▶ Your goal
Please output only the lines that run from the line containing "Transcribe the text in this document." through the end of the material below, exactly.

Saved data entries
# # # # #

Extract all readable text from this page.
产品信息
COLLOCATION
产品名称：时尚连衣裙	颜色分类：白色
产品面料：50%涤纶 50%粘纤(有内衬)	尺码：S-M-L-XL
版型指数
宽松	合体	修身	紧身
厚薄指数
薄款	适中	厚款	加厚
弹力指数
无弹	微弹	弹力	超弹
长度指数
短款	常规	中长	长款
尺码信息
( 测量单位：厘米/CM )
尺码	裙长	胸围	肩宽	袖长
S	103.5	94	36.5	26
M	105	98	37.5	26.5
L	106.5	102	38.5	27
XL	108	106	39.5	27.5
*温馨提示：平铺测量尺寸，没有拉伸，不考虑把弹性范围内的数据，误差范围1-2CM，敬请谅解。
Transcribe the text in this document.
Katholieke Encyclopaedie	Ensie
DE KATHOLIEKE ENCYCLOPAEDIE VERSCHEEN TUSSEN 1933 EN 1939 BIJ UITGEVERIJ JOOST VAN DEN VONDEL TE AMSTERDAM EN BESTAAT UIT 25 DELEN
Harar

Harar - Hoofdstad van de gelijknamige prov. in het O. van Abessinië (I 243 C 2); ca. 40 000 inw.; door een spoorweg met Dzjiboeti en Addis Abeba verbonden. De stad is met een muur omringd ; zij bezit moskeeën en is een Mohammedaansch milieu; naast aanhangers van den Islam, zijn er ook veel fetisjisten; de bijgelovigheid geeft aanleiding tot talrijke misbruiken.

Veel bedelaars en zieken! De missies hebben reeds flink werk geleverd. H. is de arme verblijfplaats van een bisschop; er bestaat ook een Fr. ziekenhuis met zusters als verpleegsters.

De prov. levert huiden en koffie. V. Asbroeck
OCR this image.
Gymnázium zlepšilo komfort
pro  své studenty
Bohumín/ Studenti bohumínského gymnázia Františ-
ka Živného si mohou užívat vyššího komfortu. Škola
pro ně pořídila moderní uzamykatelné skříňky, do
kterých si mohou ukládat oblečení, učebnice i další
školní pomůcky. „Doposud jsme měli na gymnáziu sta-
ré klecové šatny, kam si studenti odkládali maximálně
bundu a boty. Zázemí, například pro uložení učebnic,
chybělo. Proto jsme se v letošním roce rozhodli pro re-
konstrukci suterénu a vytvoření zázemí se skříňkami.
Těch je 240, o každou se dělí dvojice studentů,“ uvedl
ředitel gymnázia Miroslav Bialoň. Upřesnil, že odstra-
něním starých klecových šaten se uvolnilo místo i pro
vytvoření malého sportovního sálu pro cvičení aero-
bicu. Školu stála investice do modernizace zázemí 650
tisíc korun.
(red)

# # # # #

▶ The solution
Transcribe the text in this document.
Katholieke Encyclopaedie	Ensie
DE KATHOLIEKE ENCYCLOPAEDIE VERSCHEEN TUSSEN 1933 EN 1939 BIJ UITGEVERIJ JOOST VAN DEN VONDEL TE AMSTERDAM EN BESTAAT UIT 25 DELEN
Harar

Harar - Hoofdstad van de gelijknamige prov. in het O. van Abessinië (I 243 C 2); ca. 40 000 inw.; door een spoorweg met Dzjiboeti en Addis Abeba verbonden. De stad is met een muur omringd ; zij bezit moskeeën en is een Mohammedaansch milieu; naast aanhangers van den Islam, zijn er ook veel fetisjisten; de bijgelovigheid geeft aanleiding tot talrijke misbruiken.

Veel bedelaars en zieken! De missies hebben reeds flink werk geleverd. H. is de arme verblijfplaats van een bisschop; er bestaat ook een Fr. ziekenhuis met zusters als verpleegsters.

De prov. levert huiden en koffie. V. Asbroeck
OCR this image.
Gymnázium zlepšilo komfort
pro  své studenty
Bohumín/ Studenti bohumínského gymnázia Františ-
ka Živného si mohou užívat vyššího komfortu. Škola
pro ně pořídila moderní uzamykatelné skříňky, do
kterých si mohou ukládat oblečení, učebnice i další
školní pomůcky. „Doposud jsme měli na gymnáziu sta-
ré klecové šatny, kam si studenti odkládali maximálně
bundu a boty. Zázemí, například pro uložení učebnic,
chybělo. Proto jsme se v letošním roce rozhodli pro re-
konstrukci suterénu a vytvoření zázemí se skříňkami.
Těch je 240, o každou se dělí dvojice studentů,“ uvedl
ředitel gymnázia Miroslav Bialoň. Upřesnil, že odstra-
něním starých klecových šaten se uvolnilo místo i pro
vytvoření malého sportovního sálu pro cvičení aero-
bicu. Školu stála investice do modernizace zázemí 650
tisíc korun.
(red)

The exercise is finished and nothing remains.